◆ WHAT YOU NEED TO DO ◆
Lines containing the word "JSON" are to be counted; state their number and nothing further.

[Dataset entries on figures]
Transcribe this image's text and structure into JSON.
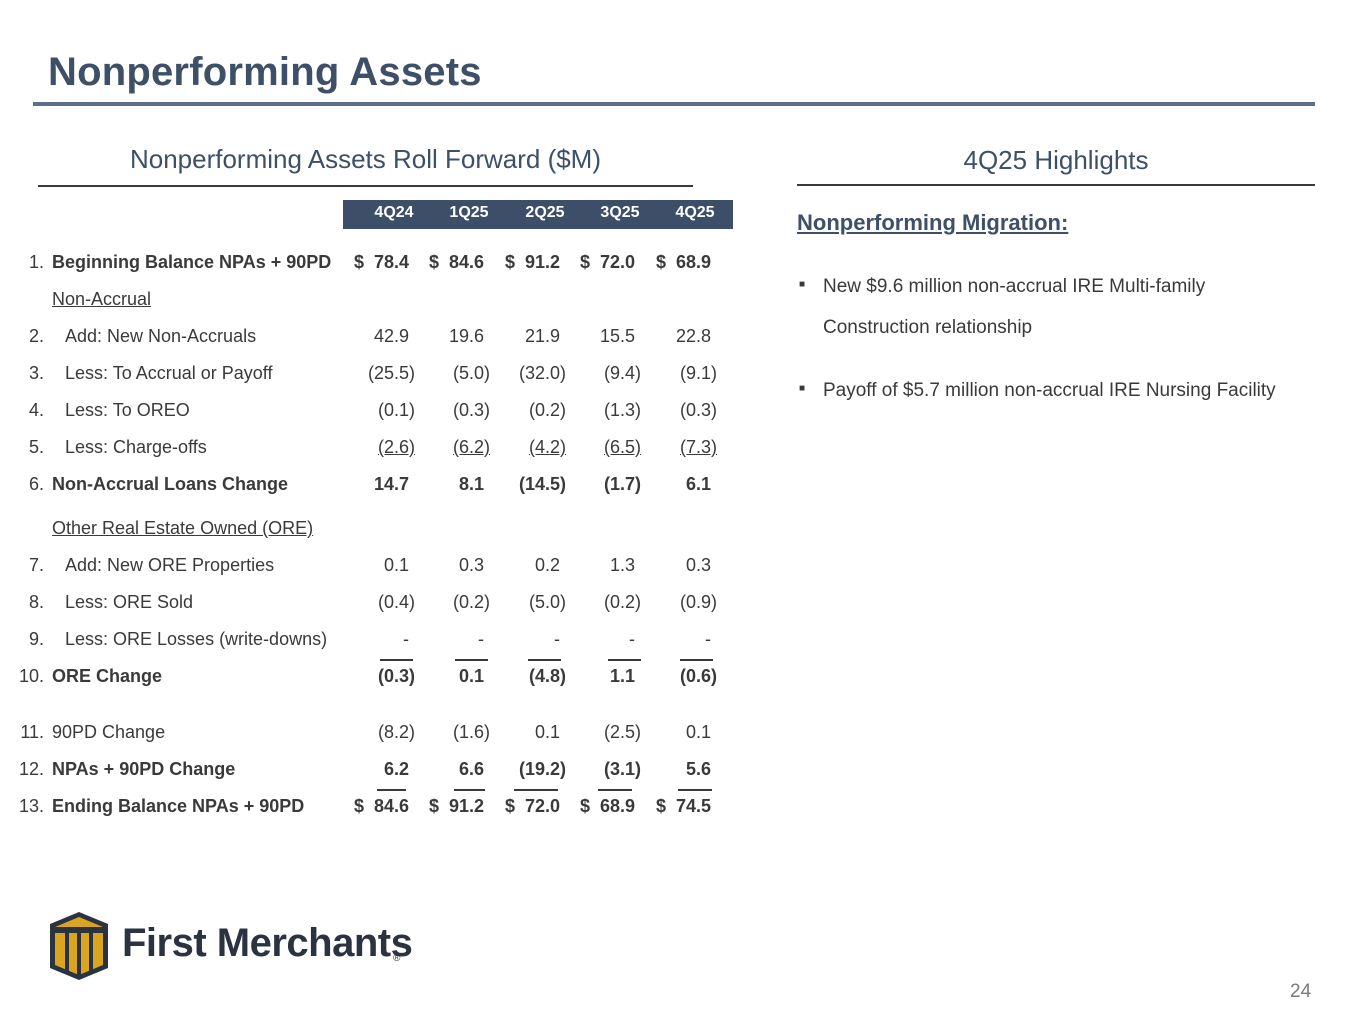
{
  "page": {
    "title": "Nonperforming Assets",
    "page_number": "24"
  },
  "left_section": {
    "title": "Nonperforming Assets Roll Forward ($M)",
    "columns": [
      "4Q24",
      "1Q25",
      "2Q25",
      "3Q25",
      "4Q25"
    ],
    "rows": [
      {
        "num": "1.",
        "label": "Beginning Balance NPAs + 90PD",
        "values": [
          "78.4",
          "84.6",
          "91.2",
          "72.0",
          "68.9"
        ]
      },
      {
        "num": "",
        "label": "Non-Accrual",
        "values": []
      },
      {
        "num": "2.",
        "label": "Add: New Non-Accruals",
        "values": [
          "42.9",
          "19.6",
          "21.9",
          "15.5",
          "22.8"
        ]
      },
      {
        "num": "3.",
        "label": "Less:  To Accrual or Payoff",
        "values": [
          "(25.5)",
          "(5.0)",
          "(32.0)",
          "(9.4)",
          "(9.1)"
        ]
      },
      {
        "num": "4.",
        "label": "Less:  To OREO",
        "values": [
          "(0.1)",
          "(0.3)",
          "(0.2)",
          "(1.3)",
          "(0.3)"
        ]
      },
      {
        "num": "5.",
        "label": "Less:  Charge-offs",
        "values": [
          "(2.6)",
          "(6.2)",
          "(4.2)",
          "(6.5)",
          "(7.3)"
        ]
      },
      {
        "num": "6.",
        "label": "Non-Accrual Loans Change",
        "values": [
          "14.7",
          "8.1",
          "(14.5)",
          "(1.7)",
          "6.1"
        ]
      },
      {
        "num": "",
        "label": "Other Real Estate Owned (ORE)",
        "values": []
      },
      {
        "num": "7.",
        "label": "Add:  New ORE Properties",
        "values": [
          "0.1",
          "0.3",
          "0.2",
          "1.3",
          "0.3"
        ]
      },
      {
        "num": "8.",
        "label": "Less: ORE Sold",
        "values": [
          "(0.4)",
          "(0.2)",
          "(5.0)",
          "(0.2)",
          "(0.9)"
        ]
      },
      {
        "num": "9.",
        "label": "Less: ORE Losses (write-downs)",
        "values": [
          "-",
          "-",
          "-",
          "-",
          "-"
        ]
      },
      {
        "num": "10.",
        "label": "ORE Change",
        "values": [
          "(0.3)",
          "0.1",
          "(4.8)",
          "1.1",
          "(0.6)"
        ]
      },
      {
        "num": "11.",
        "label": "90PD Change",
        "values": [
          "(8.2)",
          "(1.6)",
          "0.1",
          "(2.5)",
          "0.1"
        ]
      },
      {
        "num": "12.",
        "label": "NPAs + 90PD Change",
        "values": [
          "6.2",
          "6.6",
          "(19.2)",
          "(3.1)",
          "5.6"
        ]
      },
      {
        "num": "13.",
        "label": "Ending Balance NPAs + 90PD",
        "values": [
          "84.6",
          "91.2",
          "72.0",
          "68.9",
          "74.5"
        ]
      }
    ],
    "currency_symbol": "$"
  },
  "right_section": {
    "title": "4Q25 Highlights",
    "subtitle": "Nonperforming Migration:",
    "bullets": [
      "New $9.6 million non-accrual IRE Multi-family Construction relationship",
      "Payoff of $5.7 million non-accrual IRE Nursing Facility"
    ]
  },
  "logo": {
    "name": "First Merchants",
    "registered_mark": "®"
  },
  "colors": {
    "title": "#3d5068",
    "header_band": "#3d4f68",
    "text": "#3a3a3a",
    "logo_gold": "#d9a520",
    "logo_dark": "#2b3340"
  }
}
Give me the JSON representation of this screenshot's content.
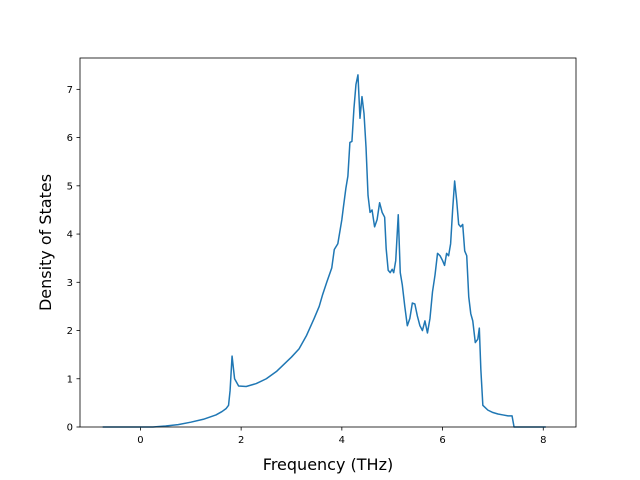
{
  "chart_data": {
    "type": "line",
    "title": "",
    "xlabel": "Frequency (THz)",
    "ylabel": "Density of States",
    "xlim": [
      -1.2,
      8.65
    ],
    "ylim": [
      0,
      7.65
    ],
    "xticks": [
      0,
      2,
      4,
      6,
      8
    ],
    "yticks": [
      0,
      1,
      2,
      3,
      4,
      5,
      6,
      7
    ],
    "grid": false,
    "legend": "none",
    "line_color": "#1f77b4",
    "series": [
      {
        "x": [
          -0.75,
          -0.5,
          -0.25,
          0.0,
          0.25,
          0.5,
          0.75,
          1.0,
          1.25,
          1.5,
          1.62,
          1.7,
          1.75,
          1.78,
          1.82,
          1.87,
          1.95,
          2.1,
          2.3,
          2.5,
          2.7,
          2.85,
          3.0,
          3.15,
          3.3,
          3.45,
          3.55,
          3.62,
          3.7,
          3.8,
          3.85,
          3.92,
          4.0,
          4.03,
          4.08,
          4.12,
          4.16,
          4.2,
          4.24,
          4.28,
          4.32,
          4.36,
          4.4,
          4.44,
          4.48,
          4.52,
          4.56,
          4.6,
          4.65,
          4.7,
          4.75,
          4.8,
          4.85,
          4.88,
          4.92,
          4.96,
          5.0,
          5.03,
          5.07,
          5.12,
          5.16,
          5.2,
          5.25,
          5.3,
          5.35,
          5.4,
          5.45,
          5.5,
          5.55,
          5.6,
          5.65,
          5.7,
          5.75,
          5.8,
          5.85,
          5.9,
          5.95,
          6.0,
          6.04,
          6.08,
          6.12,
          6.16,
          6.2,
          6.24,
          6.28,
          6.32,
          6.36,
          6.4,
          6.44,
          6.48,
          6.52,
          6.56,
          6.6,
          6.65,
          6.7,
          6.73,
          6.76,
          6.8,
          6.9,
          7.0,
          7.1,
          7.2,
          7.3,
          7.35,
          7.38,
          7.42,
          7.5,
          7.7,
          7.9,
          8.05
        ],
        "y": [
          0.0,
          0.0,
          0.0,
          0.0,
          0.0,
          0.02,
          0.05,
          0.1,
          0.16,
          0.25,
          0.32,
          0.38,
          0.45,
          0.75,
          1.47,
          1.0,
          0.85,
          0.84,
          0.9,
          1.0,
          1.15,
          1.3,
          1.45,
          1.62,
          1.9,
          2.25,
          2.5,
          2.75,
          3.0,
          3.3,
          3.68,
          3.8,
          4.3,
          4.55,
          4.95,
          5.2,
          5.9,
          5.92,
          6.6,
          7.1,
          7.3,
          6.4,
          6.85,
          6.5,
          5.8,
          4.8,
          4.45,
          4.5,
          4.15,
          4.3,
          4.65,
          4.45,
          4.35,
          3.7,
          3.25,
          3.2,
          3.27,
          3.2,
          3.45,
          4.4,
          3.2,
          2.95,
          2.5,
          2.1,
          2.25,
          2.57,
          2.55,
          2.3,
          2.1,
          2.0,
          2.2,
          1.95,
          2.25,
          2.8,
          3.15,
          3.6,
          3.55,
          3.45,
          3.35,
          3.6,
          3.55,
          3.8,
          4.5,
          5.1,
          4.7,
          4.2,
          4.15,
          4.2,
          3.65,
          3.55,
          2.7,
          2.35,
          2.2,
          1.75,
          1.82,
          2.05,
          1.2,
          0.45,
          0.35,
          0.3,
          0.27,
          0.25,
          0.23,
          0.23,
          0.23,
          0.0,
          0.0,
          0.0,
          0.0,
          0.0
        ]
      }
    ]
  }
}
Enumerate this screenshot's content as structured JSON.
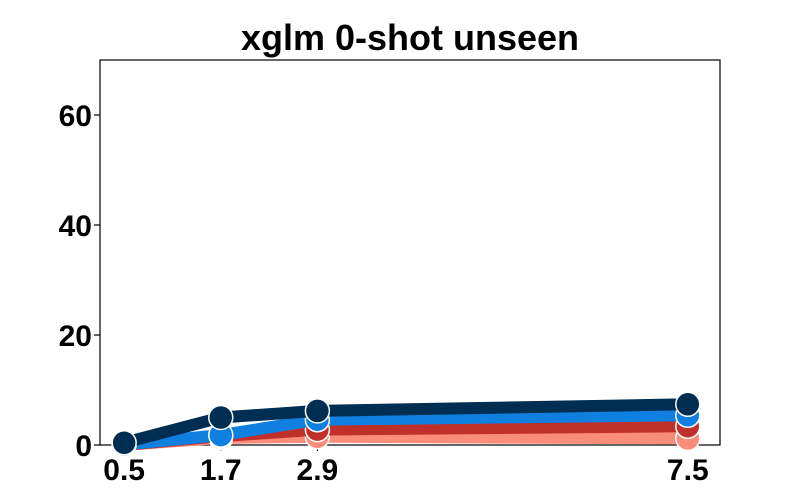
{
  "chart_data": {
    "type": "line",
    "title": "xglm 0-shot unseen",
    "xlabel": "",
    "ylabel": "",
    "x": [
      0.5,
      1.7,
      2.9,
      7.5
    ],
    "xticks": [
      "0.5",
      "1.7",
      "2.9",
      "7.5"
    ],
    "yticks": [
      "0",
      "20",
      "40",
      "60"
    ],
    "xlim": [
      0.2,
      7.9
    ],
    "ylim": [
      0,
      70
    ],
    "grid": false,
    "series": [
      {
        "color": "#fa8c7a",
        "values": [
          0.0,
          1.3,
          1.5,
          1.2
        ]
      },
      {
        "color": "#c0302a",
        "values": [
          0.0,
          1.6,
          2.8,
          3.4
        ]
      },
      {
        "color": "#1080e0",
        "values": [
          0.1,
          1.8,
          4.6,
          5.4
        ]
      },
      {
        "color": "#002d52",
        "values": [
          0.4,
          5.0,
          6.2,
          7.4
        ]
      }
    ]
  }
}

◆ EXPECTED ANSWER ◆
3